WHAT YOU ARE ASKED TO DO:
Look through the lines below and state how many hold the word "après". Write only the number.

-- START OF ENTRIES --

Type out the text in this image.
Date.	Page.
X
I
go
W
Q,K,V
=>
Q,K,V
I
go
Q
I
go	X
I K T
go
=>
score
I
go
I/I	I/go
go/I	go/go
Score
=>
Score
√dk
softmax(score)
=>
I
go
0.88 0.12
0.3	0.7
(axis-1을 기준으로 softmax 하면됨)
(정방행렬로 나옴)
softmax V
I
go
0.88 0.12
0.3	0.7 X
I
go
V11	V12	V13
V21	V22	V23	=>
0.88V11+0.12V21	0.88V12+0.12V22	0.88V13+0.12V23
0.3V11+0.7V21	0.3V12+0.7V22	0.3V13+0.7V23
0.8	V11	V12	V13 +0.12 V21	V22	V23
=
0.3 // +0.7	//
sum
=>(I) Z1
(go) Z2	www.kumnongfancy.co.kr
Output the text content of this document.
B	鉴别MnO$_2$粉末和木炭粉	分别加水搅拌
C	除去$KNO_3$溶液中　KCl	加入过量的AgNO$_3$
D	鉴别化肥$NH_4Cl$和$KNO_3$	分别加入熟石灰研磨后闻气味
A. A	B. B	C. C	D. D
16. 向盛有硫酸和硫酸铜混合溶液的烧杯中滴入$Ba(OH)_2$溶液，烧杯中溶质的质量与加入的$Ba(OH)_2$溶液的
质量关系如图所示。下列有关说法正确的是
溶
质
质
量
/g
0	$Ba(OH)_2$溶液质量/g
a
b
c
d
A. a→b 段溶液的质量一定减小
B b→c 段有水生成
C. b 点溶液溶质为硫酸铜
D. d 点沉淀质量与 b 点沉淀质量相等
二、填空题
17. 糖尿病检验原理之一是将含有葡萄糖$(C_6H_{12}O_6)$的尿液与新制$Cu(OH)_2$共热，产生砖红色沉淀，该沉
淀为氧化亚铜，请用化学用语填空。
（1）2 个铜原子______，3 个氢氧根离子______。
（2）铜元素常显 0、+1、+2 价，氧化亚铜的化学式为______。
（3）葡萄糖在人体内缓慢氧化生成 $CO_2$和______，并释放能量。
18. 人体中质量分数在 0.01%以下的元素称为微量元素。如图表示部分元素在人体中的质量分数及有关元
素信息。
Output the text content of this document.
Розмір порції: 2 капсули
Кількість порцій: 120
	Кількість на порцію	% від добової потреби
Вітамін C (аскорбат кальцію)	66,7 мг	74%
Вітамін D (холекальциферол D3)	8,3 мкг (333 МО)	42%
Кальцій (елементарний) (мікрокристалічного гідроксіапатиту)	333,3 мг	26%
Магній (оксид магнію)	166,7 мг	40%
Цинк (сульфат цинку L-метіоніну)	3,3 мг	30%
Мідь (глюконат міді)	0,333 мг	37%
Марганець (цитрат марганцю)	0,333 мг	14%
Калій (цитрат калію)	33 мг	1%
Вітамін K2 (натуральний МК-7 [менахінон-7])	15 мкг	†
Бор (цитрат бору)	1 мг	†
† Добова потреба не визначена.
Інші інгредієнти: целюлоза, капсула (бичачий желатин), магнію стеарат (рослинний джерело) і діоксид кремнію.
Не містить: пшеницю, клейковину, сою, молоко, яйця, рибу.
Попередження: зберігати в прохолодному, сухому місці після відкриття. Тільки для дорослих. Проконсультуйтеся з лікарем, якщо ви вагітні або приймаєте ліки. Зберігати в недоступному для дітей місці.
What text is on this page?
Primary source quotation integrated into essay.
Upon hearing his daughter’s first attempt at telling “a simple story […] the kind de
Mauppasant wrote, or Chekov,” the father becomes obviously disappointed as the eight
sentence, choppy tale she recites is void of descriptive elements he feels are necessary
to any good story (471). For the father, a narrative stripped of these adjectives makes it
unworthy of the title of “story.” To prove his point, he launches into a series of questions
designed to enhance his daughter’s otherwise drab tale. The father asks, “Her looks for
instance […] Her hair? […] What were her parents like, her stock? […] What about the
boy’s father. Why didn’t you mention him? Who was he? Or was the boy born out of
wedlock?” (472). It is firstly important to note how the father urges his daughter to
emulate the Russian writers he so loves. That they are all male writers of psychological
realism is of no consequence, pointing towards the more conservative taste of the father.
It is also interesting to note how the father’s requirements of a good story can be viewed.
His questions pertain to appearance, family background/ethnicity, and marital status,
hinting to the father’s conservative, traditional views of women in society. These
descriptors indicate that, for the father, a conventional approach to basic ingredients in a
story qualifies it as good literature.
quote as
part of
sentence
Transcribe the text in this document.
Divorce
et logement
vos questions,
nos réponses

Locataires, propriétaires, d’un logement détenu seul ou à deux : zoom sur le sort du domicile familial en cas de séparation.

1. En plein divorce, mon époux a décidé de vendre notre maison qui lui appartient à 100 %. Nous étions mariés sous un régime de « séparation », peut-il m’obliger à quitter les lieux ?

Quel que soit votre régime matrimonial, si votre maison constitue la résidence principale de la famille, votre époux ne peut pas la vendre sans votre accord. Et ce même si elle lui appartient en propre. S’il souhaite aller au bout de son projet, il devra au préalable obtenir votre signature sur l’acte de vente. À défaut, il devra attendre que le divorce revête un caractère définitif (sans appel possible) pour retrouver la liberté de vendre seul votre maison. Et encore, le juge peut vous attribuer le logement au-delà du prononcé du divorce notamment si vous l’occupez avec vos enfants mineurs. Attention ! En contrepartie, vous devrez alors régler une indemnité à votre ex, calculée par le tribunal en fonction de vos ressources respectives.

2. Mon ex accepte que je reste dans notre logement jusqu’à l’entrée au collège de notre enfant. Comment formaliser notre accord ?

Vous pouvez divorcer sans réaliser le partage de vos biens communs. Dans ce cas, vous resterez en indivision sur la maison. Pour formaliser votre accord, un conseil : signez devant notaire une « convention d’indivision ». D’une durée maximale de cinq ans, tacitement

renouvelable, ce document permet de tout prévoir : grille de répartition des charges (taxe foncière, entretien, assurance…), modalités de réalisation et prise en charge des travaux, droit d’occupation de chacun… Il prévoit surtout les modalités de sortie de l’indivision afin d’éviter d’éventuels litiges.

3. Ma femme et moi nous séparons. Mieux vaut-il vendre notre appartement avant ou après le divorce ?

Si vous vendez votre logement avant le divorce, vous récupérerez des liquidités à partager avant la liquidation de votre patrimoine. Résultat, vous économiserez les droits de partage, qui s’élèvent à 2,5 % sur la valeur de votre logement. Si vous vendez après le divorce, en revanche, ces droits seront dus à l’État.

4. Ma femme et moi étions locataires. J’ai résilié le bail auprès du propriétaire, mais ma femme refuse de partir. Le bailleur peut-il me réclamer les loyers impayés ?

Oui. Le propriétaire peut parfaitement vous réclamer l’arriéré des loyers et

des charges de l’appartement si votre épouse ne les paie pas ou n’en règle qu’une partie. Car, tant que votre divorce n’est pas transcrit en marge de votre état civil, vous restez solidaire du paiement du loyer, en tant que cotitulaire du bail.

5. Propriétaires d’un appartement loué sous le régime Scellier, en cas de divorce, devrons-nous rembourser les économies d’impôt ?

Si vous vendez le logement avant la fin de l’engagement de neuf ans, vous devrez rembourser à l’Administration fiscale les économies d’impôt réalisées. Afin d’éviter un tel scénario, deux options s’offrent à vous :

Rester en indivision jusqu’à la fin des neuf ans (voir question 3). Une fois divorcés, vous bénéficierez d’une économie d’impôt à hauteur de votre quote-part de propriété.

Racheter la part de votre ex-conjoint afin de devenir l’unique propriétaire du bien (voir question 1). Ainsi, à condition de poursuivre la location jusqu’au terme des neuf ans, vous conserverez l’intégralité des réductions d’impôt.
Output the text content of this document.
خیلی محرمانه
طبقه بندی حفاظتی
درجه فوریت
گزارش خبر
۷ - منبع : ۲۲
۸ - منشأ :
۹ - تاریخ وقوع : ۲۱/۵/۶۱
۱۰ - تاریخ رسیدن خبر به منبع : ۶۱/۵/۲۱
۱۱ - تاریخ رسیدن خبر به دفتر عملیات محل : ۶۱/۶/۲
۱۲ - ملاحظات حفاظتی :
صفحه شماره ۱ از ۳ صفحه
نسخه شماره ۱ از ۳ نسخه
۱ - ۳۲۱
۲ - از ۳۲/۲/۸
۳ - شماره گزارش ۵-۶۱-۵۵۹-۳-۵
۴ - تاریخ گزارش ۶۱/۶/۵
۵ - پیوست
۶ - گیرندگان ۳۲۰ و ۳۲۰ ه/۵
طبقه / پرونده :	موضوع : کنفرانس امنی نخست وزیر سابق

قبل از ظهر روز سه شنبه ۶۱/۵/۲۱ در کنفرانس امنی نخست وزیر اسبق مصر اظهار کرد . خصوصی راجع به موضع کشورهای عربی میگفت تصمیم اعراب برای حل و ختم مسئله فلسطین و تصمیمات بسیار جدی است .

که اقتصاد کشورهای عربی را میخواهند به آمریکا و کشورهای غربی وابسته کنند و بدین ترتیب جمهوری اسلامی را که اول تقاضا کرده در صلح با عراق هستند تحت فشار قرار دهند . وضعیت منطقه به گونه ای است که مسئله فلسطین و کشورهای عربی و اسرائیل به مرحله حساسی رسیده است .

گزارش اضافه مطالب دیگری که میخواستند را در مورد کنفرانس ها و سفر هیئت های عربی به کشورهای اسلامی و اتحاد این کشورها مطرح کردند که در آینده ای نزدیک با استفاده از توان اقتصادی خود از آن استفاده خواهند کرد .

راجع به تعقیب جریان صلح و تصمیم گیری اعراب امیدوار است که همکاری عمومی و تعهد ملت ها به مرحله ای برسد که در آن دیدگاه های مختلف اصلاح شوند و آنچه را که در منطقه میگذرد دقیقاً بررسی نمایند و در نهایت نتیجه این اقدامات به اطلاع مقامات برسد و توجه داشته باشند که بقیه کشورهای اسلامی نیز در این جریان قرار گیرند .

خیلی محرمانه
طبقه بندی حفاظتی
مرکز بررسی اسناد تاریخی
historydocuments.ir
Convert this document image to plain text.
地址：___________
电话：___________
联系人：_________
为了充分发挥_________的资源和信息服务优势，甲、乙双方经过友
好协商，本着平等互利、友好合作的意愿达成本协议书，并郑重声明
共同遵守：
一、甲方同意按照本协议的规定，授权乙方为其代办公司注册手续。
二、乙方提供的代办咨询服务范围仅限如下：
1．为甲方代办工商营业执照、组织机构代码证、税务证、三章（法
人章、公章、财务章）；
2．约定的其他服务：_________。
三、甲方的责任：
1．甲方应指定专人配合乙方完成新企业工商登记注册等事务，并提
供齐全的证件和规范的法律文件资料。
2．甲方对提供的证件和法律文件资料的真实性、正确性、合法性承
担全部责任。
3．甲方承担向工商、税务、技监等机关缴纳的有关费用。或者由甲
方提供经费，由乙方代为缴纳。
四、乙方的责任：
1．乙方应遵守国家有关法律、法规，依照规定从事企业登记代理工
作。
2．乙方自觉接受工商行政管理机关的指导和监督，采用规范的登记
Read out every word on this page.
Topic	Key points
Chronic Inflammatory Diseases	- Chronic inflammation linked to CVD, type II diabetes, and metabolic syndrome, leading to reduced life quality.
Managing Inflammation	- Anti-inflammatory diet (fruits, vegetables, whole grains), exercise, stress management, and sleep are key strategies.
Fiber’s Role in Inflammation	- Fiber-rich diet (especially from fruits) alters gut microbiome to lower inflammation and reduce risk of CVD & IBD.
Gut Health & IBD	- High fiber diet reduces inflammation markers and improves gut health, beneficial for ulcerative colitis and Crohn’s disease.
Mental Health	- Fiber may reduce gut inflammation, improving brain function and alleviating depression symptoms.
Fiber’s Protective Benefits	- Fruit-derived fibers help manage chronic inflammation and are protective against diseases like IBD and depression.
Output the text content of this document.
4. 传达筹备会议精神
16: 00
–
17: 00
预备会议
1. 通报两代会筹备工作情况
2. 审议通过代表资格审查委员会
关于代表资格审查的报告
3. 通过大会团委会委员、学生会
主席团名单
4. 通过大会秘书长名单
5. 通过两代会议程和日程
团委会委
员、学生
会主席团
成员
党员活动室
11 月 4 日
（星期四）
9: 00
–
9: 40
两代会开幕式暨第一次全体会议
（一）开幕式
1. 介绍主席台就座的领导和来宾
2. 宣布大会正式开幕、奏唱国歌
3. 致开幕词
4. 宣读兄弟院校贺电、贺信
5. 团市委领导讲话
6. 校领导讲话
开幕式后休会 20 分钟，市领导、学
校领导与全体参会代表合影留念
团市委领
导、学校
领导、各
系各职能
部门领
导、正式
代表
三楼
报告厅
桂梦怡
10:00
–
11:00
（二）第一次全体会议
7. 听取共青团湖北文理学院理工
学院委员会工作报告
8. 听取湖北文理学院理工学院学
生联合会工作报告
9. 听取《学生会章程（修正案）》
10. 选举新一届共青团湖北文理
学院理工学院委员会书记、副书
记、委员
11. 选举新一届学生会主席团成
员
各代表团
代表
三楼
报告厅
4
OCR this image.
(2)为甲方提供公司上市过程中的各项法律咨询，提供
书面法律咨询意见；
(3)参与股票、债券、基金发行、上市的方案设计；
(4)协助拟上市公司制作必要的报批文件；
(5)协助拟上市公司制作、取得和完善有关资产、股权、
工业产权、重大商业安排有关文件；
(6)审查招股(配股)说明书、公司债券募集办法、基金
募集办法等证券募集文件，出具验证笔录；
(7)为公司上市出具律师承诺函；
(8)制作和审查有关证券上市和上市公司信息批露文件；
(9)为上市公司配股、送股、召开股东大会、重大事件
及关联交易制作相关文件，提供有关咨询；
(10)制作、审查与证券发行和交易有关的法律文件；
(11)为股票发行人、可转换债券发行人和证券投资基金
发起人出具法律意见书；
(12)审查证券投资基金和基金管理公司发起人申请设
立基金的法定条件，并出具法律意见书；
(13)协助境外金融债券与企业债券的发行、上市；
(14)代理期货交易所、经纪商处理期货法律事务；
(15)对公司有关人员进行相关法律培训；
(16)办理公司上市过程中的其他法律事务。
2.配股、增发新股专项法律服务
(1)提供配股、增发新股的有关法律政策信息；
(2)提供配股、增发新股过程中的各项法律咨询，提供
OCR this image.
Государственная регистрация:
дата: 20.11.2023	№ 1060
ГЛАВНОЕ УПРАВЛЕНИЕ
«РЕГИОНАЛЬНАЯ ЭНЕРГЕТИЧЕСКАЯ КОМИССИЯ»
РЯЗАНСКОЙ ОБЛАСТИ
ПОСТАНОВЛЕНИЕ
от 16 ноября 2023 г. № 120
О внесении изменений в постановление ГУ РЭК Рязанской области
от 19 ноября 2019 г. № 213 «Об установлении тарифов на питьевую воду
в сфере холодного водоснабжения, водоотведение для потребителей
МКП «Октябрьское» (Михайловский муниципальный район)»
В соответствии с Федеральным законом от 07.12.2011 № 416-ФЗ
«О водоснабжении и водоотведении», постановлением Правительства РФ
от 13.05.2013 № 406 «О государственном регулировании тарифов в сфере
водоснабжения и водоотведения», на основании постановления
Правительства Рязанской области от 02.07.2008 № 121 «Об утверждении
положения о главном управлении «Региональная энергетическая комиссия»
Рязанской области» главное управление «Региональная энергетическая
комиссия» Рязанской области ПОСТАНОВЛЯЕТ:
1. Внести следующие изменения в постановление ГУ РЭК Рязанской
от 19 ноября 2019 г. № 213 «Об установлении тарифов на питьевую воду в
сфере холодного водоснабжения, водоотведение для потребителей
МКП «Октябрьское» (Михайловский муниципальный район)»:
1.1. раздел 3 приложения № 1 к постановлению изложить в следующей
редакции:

-- END OF ENTRIES --

THE RESPONSE:
2